▶ **Extracted material**

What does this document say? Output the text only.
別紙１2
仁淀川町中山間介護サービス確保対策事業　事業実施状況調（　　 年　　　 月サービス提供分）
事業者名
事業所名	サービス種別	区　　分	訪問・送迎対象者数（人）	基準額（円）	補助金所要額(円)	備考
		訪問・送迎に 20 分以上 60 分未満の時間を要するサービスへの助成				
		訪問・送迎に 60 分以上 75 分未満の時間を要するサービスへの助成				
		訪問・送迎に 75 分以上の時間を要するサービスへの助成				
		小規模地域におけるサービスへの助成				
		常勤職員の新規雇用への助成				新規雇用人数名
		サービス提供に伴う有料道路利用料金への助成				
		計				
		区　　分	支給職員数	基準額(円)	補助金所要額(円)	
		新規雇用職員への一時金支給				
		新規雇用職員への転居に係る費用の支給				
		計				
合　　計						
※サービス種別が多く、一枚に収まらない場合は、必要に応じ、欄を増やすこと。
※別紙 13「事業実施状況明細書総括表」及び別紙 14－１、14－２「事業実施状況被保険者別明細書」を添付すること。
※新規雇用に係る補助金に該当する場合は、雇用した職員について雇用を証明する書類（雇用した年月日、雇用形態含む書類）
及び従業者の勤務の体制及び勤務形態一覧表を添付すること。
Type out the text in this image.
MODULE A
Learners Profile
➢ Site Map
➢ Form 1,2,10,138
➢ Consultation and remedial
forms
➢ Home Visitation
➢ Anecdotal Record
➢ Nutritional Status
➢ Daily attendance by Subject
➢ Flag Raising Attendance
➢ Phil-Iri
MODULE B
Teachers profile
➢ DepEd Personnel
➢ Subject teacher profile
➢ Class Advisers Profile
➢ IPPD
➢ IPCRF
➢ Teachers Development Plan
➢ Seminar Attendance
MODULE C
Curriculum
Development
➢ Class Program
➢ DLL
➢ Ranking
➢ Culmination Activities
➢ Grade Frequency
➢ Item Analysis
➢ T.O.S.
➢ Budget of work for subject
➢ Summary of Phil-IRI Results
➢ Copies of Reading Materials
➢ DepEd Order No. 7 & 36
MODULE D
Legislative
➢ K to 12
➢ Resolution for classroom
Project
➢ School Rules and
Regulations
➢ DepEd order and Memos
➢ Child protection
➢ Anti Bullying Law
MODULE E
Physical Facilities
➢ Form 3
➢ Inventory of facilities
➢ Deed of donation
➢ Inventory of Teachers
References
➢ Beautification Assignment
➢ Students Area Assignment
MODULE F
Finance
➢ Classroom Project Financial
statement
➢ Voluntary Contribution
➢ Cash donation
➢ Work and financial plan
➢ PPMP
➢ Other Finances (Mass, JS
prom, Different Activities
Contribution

▶ **Work to do**
Pull every line holding "Activities" out of the records.

▶ **Task answer**
➢ Culmination Activities
prom, Different Activities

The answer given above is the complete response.